-- START Input records --
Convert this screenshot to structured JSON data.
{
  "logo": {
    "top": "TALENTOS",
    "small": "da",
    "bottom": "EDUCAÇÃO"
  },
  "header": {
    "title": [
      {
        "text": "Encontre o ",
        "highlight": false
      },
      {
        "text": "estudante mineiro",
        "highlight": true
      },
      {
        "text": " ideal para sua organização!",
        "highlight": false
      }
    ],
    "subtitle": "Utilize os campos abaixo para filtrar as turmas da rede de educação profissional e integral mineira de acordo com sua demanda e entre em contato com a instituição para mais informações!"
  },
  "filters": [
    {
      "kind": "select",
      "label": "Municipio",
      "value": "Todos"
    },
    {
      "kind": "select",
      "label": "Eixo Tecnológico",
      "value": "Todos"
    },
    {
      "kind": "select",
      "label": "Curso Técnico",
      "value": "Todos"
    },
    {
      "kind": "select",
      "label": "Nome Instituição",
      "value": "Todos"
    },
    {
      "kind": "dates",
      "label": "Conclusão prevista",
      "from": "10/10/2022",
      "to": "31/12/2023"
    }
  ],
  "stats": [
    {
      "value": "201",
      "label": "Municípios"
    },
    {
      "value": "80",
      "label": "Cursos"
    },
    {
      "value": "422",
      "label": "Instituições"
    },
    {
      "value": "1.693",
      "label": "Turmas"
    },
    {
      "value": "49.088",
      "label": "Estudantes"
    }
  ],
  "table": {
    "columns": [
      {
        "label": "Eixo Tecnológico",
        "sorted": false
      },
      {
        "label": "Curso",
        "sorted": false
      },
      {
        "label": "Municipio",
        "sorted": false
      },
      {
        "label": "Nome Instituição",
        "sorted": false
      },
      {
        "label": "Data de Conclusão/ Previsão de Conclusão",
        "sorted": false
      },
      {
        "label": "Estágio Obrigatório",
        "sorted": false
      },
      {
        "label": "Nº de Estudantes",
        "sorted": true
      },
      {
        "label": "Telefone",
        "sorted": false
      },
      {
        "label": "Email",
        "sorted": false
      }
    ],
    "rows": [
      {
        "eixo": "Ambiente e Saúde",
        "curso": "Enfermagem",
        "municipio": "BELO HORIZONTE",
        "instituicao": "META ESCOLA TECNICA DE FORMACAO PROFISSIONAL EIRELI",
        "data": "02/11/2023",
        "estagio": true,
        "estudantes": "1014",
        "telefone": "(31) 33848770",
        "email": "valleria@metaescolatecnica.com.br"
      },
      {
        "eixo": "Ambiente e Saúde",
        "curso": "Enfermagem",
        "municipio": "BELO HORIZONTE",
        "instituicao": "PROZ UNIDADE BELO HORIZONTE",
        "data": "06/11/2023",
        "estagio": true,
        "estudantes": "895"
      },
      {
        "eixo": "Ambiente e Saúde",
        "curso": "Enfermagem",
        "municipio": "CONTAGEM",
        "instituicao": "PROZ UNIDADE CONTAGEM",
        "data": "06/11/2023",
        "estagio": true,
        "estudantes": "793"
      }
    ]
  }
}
-- END Input records --
→ **Given instruction**: Return the full listing, character for character.

→ **Result of the task**:
Convert this screenshot to structured JSON data.
{
  "logo": {
    "top": "TALENTOS",
    "small": "da",
    "bottom": "EDUCAÇÃO"
  },
  "header": {
    "title": [
      {
        "text": "Encontre o ",
        "highlight": false
      },
      {
        "text": "estudante mineiro",
        "highlight": true
      },
      {
        "text": " ideal para sua organização!",
        "highlight": false
      }
    ],
    "subtitle": "Utilize os campos abaixo para filtrar as turmas da rede de educação profissional e integral mineira de acordo com sua demanda e entre em contato com a instituição para mais informações!"
  },
  "filters": [
    {
      "kind": "select",
      "label": "Municipio",
      "value": "Todos"
    },
    {
      "kind": "select",
      "label": "Eixo Tecnológico",
      "value": "Todos"
    },
    {
      "kind": "select",
      "label": "Curso Técnico",
      "value": "Todos"
    },
    {
      "kind": "select",
      "label": "Nome Instituição",
      "value": "Todos"
    },
    {
      "kind": "dates",
      "label": "Conclusão prevista",
      "from": "10/10/2022",
      "to": "31/12/2023"
    }
  ],
  "stats": [
    {
      "value": "201",
      "label": "Municípios"
    },
    {
      "value": "80",
      "label": "Cursos"
    },
    {
      "value": "422",
      "label": "Instituições"
    },
    {
      "value": "1.693",
      "label": "Turmas"
    },
    {
      "value": "49.088",
      "label": "Estudantes"
    }
  ],
  "table": {
    "columns": [
      {
        "label": "Eixo Tecnológico",
        "sorted": false
      },
      {
        "label": "Curso",
        "sorted": false
      },
      {
        "label": "Municipio",
        "sorted": false
      },
      {
        "label": "Nome Instituição",
        "sorted": false
      },
      {
        "label": "Data de Conclusão/ Previsão de Conclusão",
        "sorted": false
      },
      {
        "label": "Estágio Obrigatório",
        "sorted": false
      },
      {
        "label": "Nº de Estudantes",
        "sorted": true
      },
      {
        "label": "Telefone",
        "sorted": false
      },
      {
        "label": "Email",
        "sorted": false
      }
    ],
    "rows": [
      {
        "eixo": "Ambiente e Saúde",
        "curso": "Enfermagem",
        "municipio": "BELO HORIZONTE",
        "instituicao": "META ESCOLA TECNICA DE FORMACAO PROFISSIONAL EIRELI",
        "data": "02/11/2023",
        "estagio": true,
        "estudantes": "1014",
        "telefone": "(31) 33848770",
        "email": "valleria@metaescolatecnica.com.br"
      },
      {
        "eixo": "Ambiente e Saúde",
        "curso": "Enfermagem",
        "municipio": "BELO HORIZONTE",
        "instituicao": "PROZ UNIDADE BELO HORIZONTE",
        "data": "06/11/2023",
        "estagio": true,
        "estudantes": "895"
      },
      {
        "eixo": "Ambiente e Saúde",
        "curso": "Enfermagem",
        "municipio": "CONTAGEM",
        "instituicao": "PROZ UNIDADE CONTAGEM",
        "data": "06/11/2023",
        "estagio": true,
        "estudantes": "793"
      }
    ]
  }
}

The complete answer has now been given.